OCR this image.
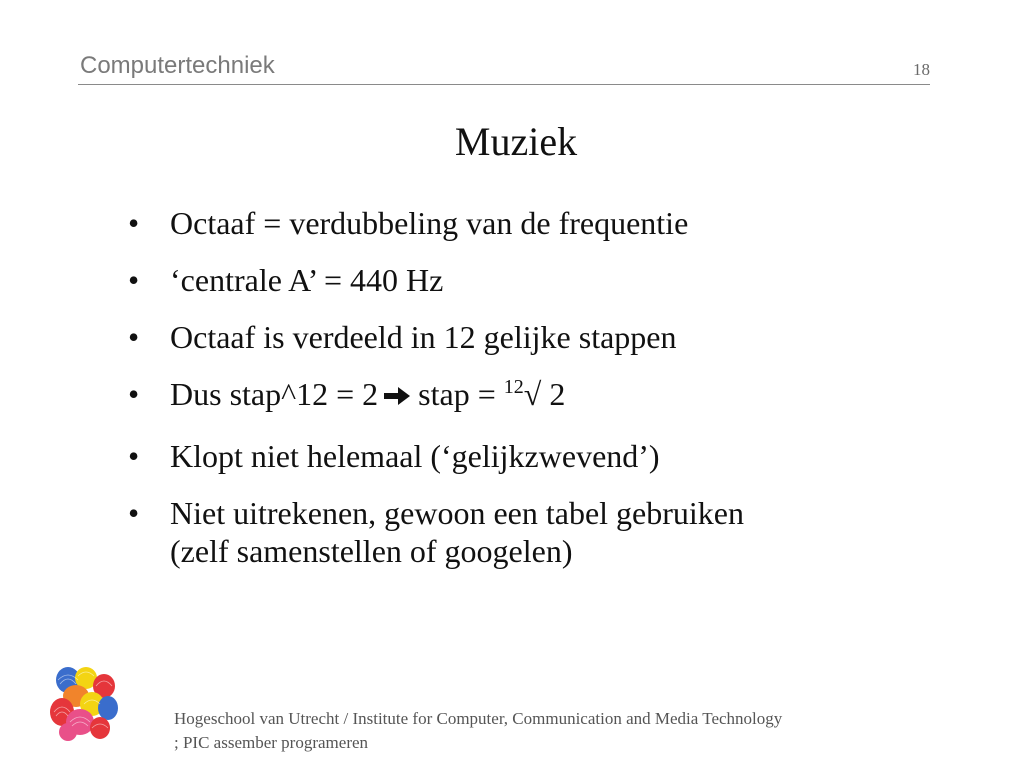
Computertechniek	18
Muziek
• Octaaf = verdubbeling van de frequentie
• ‘centrale A’ = 440 Hz
• Octaaf is verdeeld in 12 gelijke stappen
• Dus stap^12 = 2 stap = $^{12}$√ 2
• Klopt niet helemaal (‘gelijkzwevend’)
• Niet uitrekenen, gewoon een tabel gebruiken
(zelf samenstellen of googelen)
Hogeschool van Utrecht / Institute for Computer, Communication and Media Technology
; PIC assember programeren
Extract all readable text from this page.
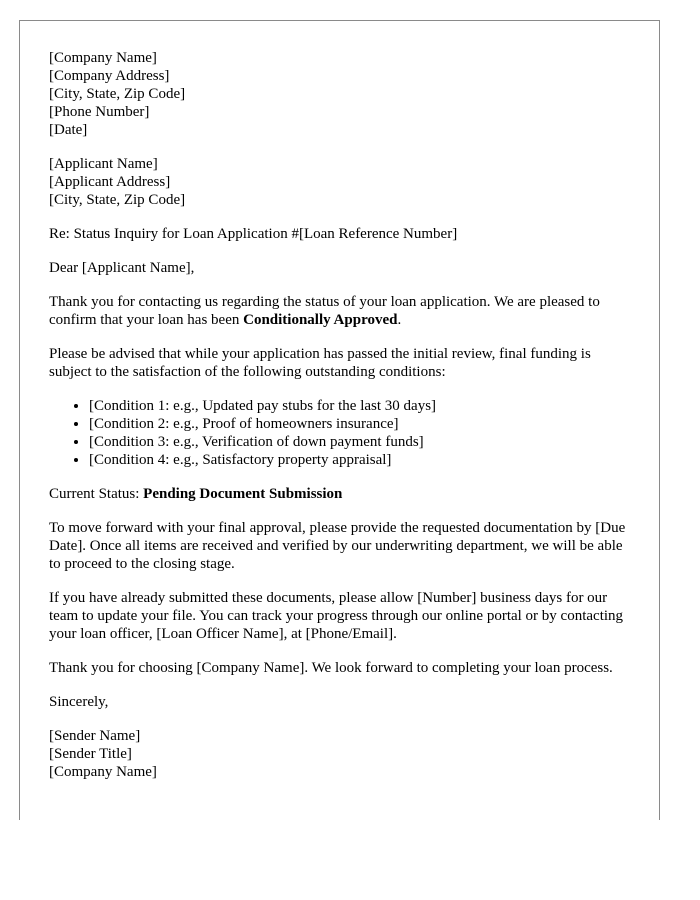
[Company Name]
[Company Address]
[City, State, Zip Code]
[Phone Number]
[Date]
[Applicant Name]
[Applicant Address]
[City, State, Zip Code]

Re: Status Inquiry for Loan Application #[Loan Reference Number]

Dear [Applicant Name],

Thank you for contacting us regarding the status of your loan application. We are pleased to confirm that your loan has been Conditionally Approved.

Please be advised that while your application has passed the initial review, final funding is subject to the satisfaction of the following outstanding conditions:

• [Condition 1: e.g., Updated pay stubs for the last 30 days]
• [Condition 2: e.g., Proof of homeowners insurance]
• [Condition 3: e.g., Verification of down payment funds]
• [Condition 4: e.g., Satisfactory property appraisal]

Current Status: Pending Document Submission

To move forward with your final approval, please provide the requested documentation by [Due Date]. Once all items are received and verified by our underwriting department, we will be able to proceed to the closing stage.

If you have already submitted these documents, please allow [Number] business days for our team to update your file. You can track your progress through our online portal or by contacting your loan officer, [Loan Officer Name], at [Phone/Email].

Thank you for choosing [Company Name]. We look forward to completing your loan process.

Sincerely,

[Sender Name]
[Sender Title]
[Company Name]
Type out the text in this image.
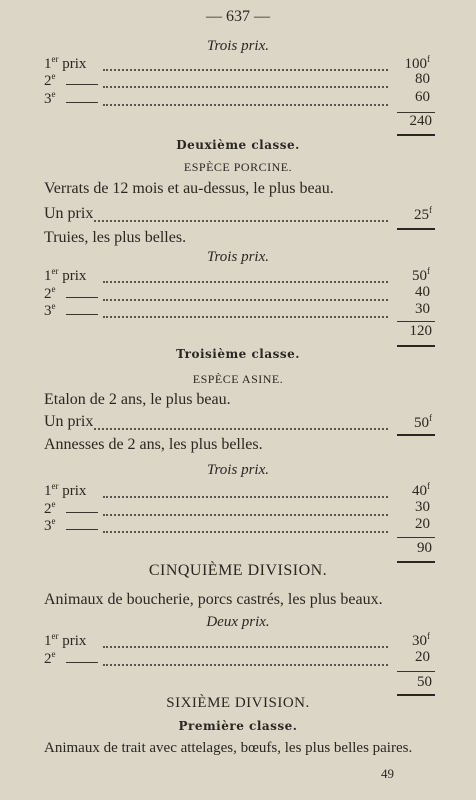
— 637 —
Trois prix.
1er prix	100$^f$
2e	80
3e	60
240
Deuxième classe.
ESPÈCE PORCINE.
Verrats de 12 mois et au-dessus, le plus beau.
Un prix	25$^f$
Truies, les plus belles.
Trois prix.
1er prix	50$^f$
2e	40
3e	30
120
Troisième classe.
ESPÈCE ASINE.
Etalon de 2 ans, le plus beau.
Un prix	50$^f$
Annesses de 2 ans, les plus belles.
Trois prix.
1er prix	40$^f$
2e	30
3e	20
90
CINQUIÈME DIVISION.
Animaux de boucherie, porcs castrés, les plus beaux.
Deux prix.
1er prix	30$^f$
2e	20
50
SIXIÈME DIVISION.
Première classe.
Animaux de trait avec attelages, bœufs, les plus belles paires.
49
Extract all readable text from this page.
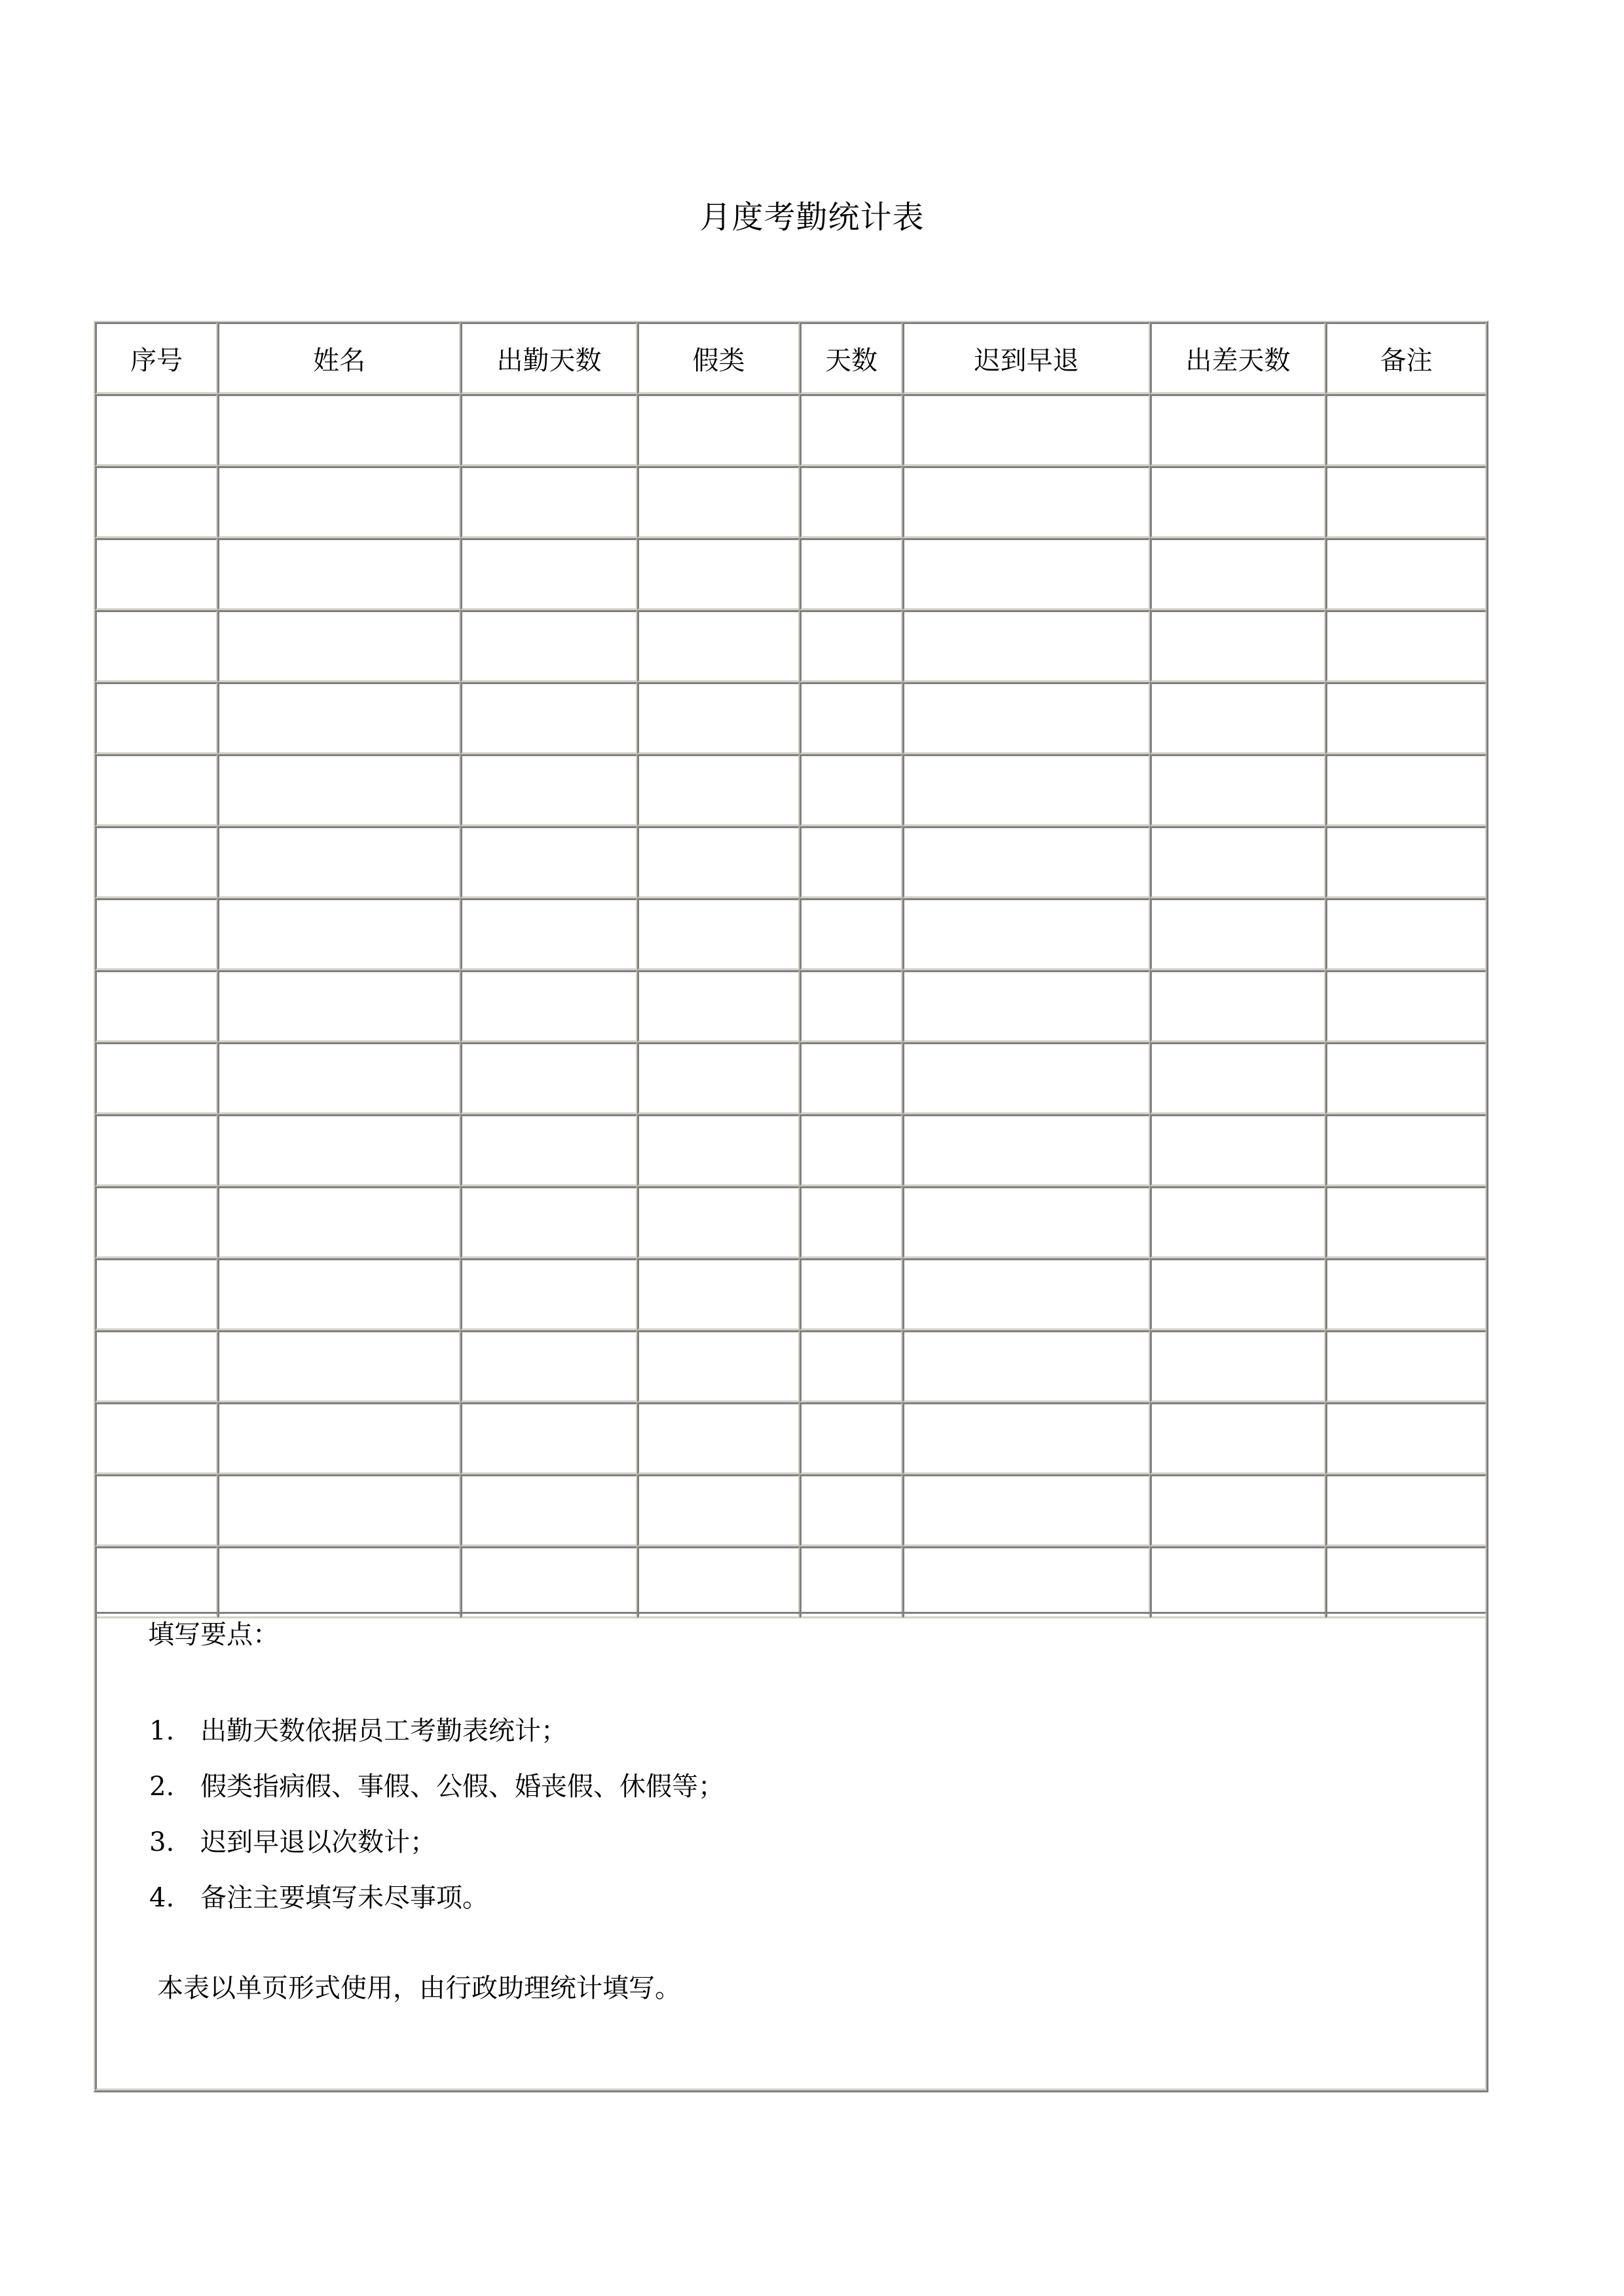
月度考勤统计表
序号	姓名	出勤天数	假类	天数	迟到早退	出差天数	备注

填写要点：
1. 出勤天数依据员工考勤表统计；
2. 假类指病假、事假、公假、婚丧假、休假等；
3. 迟到早退以次数计；
4. 备注主要填写未尽事项。
本表以单页形式使用，由行政助理统计填写。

-- The request --
Give only the number of lines in the data that hold the string "prix".

-- Worked solution --
10